→ Written exercise: Seek out every line containing the word "Function", and copy each.

Data items:

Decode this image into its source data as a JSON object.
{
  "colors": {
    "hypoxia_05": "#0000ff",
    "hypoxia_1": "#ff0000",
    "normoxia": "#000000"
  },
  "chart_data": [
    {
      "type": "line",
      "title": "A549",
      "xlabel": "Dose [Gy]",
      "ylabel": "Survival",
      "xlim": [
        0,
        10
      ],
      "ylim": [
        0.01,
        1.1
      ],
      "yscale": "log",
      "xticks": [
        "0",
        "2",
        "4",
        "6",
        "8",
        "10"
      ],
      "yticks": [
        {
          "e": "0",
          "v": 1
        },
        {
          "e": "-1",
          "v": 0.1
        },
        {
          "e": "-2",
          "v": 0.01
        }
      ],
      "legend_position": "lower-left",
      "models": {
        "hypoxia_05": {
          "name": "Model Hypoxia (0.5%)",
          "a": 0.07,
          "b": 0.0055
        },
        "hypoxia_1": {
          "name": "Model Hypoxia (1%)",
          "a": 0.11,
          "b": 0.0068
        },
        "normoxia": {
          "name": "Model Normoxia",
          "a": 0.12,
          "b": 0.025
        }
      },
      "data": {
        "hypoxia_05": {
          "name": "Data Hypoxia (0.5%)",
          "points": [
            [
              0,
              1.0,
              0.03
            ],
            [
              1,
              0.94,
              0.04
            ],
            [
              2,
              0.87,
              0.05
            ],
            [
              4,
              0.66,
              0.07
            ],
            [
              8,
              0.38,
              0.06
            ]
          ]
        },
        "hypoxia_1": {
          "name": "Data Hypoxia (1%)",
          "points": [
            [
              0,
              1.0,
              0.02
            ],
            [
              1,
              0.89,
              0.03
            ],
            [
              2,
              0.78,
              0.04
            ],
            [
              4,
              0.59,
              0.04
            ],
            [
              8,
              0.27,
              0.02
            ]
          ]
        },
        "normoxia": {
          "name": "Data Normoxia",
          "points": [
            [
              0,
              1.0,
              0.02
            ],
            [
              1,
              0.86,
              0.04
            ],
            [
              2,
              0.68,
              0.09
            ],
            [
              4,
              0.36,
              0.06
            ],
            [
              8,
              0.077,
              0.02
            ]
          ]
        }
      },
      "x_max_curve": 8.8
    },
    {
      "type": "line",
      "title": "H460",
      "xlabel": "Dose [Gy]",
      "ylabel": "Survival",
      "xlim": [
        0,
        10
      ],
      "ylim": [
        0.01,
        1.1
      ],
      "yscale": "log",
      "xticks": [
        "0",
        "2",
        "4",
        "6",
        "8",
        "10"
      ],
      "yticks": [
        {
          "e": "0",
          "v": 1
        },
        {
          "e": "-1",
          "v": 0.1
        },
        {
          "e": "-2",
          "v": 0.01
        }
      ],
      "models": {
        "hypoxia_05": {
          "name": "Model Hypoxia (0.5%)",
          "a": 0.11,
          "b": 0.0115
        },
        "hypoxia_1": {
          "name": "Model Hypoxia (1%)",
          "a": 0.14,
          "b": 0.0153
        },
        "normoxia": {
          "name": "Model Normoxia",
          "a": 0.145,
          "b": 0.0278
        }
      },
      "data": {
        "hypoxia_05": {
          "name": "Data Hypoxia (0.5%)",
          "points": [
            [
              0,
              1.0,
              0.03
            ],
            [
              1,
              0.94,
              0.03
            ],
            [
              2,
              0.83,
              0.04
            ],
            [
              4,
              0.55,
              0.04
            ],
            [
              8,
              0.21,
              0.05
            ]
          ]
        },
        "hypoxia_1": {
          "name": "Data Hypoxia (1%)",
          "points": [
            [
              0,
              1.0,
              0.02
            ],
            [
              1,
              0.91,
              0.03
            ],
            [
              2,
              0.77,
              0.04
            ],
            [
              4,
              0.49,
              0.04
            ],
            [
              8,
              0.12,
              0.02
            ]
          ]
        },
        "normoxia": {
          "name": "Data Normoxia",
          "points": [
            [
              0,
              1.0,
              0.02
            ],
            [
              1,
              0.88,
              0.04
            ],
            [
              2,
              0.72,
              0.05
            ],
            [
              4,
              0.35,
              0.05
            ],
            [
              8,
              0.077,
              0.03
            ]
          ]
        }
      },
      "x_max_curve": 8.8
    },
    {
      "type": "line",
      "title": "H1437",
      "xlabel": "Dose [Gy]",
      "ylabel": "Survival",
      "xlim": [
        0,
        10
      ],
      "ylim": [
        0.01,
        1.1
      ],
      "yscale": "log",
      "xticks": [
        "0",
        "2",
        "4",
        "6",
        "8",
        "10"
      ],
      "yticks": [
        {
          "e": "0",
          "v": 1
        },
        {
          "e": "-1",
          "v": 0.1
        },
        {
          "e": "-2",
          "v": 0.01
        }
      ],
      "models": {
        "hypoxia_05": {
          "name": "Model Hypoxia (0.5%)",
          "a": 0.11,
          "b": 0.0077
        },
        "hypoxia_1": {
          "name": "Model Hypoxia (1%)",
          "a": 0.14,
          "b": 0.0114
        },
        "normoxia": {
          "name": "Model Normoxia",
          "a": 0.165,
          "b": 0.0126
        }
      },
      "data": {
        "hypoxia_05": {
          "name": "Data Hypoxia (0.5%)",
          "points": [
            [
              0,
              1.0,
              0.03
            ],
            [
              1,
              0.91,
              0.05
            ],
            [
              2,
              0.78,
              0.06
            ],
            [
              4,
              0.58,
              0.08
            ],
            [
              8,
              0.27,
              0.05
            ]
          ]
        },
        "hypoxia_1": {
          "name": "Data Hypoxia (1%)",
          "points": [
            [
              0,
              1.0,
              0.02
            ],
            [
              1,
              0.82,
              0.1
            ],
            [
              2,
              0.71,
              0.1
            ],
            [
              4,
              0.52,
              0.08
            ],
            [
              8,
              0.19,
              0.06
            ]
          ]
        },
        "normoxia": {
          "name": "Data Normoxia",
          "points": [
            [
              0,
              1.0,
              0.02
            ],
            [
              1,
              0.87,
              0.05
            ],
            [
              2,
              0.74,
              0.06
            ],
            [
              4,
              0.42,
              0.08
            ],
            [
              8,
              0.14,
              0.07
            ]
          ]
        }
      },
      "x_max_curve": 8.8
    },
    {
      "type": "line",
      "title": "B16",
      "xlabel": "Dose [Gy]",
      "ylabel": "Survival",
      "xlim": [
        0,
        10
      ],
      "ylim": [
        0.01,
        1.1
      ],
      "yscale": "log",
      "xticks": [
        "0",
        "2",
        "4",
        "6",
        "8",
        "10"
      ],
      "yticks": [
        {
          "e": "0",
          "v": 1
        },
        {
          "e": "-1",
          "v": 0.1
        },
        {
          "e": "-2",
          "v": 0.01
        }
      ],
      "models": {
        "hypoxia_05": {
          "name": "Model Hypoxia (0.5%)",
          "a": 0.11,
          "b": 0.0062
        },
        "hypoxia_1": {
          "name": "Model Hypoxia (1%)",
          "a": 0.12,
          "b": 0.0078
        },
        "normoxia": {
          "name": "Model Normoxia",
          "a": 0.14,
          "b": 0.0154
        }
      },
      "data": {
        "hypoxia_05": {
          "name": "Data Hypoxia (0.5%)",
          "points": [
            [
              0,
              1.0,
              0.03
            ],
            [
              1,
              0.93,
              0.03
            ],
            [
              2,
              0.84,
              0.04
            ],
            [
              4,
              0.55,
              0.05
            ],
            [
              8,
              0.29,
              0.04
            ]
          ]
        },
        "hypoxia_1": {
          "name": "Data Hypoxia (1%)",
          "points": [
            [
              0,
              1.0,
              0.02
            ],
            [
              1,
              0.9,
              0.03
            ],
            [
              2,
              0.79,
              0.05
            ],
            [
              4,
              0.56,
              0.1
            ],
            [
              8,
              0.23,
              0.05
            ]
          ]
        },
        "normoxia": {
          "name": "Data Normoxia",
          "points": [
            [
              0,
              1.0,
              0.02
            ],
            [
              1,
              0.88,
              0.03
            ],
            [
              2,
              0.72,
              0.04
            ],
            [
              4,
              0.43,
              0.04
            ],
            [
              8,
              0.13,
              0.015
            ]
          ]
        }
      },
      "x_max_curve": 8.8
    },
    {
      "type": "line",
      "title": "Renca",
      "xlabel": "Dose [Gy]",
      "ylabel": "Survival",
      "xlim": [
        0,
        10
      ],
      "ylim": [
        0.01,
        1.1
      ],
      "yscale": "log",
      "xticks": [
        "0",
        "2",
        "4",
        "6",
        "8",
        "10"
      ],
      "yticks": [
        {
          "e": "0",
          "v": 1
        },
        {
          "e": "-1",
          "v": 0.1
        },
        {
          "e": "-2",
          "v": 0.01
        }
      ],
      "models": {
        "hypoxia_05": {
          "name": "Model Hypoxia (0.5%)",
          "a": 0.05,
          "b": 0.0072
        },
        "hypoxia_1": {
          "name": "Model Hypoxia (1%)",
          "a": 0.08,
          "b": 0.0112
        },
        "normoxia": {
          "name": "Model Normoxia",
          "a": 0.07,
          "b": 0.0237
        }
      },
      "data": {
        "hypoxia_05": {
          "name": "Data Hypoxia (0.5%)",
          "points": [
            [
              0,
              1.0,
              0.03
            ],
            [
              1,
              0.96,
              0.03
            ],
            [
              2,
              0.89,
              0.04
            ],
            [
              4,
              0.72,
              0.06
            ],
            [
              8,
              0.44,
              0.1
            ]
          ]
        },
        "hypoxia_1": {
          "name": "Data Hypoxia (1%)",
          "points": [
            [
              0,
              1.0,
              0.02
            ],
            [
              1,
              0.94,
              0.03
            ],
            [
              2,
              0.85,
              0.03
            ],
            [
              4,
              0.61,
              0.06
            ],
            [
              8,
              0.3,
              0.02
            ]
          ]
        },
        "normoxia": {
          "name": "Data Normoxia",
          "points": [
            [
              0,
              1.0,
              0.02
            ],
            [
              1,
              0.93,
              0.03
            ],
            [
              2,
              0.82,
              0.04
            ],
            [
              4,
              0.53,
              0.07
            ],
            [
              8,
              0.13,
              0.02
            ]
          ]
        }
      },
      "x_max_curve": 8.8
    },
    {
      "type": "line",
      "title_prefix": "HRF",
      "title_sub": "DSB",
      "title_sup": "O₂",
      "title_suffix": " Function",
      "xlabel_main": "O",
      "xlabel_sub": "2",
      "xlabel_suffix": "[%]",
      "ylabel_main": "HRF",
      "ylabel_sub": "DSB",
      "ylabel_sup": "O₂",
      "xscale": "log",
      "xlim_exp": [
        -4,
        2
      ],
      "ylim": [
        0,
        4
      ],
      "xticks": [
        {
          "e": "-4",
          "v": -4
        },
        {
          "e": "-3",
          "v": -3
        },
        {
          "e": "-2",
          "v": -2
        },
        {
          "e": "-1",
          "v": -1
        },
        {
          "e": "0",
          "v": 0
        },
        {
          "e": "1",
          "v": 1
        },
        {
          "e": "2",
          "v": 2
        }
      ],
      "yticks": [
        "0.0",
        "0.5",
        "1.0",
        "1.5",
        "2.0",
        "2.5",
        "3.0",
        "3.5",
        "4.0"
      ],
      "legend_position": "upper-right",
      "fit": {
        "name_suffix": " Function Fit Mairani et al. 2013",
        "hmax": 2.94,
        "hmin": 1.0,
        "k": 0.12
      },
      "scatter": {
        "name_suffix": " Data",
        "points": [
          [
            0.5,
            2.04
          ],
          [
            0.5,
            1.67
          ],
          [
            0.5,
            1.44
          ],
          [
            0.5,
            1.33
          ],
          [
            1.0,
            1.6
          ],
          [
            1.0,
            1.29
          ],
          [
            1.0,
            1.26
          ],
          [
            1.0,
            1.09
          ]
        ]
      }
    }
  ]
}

→ Complete output:
      "title_suffix": " Function",
        "name_suffix": " Function Fit Mairani et al. 2013",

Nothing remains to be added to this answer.